REQUIRED TASK → Retype all of the entries word for word.
BEGIN SUPPLIED MATERIAL
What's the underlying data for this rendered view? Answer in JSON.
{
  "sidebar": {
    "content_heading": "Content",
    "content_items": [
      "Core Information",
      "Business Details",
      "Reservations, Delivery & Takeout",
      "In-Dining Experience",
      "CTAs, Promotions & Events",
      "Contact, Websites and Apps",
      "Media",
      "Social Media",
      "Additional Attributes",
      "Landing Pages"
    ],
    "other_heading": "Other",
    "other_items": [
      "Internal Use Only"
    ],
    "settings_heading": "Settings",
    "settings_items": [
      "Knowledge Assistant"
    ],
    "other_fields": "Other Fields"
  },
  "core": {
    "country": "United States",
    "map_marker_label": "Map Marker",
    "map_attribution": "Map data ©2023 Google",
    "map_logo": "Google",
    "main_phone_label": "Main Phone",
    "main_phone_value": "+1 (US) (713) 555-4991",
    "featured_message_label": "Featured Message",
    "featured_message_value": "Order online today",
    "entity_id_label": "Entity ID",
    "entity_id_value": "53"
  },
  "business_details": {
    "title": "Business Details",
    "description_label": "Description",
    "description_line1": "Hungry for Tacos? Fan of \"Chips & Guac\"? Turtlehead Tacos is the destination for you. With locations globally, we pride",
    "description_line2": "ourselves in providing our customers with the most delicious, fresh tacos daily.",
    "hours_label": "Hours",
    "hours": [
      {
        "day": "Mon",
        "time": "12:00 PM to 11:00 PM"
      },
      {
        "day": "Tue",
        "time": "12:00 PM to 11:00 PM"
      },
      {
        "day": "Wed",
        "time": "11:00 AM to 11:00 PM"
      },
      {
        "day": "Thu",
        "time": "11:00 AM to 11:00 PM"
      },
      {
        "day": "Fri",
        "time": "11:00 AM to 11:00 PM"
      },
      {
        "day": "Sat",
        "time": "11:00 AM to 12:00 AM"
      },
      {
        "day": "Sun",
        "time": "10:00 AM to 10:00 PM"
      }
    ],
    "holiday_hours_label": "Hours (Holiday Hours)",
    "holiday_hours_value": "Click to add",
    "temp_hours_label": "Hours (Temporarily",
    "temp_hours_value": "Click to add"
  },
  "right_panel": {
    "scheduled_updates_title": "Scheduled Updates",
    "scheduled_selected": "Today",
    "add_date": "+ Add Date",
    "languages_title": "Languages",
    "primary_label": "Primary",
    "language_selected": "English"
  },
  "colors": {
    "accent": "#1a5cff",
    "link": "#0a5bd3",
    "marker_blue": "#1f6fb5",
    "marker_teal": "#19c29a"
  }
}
END SUPPLIED MATERIAL
COMPLETED TASK →
What's the underlying data for this rendered view? Answer in JSON.
{
  "sidebar": {
    "content_heading": "Content",
    "content_items": [
      "Core Information",
      "Business Details",
      "Reservations, Delivery & Takeout",
      "In-Dining Experience",
      "CTAs, Promotions & Events",
      "Contact, Websites and Apps",
      "Media",
      "Social Media",
      "Additional Attributes",
      "Landing Pages"
    ],
    "other_heading": "Other",
    "other_items": [
      "Internal Use Only"
    ],
    "settings_heading": "Settings",
    "settings_items": [
      "Knowledge Assistant"
    ],
    "other_fields": "Other Fields"
  },
  "core": {
    "country": "United States",
    "map_marker_label": "Map Marker",
    "map_attribution": "Map data ©2023 Google",
    "map_logo": "Google",
    "main_phone_label": "Main Phone",
    "main_phone_value": "+1 (US) (713) 555-4991",
    "featured_message_label": "Featured Message",
    "featured_message_value": "Order online today",
    "entity_id_label": "Entity ID",
    "entity_id_value": "53"
  },
  "business_details": {
    "title": "Business Details",
    "description_label": "Description",
    "description_line1": "Hungry for Tacos? Fan of \"Chips & Guac\"? Turtlehead Tacos is the destination for you. With locations globally, we pride",
    "description_line2": "ourselves in providing our customers with the most delicious, fresh tacos daily.",
    "hours_label": "Hours",
    "hours": [
      {
        "day": "Mon",
        "time": "12:00 PM to 11:00 PM"
      },
      {
        "day": "Tue",
        "time": "12:00 PM to 11:00 PM"
      },
      {
        "day": "Wed",
        "time": "11:00 AM to 11:00 PM"
      },
      {
        "day": "Thu",
        "time": "11:00 AM to 11:00 PM"
      },
      {
        "day": "Fri",
        "time": "11:00 AM to 11:00 PM"
      },
      {
        "day": "Sat",
        "time": "11:00 AM to 12:00 AM"
      },
      {
        "day": "Sun",
        "time": "10:00 AM to 10:00 PM"
      }
    ],
    "holiday_hours_label": "Hours (Holiday Hours)",
    "holiday_hours_value": "Click to add",
    "temp_hours_label": "Hours (Temporarily",
    "temp_hours_value": "Click to add"
  },
  "right_panel": {
    "scheduled_updates_title": "Scheduled Updates",
    "scheduled_selected": "Today",
    "add_date": "+ Add Date",
    "languages_title": "Languages",
    "primary_label": "Primary",
    "language_selected": "English"
  },
  "colors": {
    "accent": "#1a5cff",
    "link": "#0a5bd3",
    "marker_blue": "#1f6fb5",
    "marker_teal": "#19c29a"
  }
}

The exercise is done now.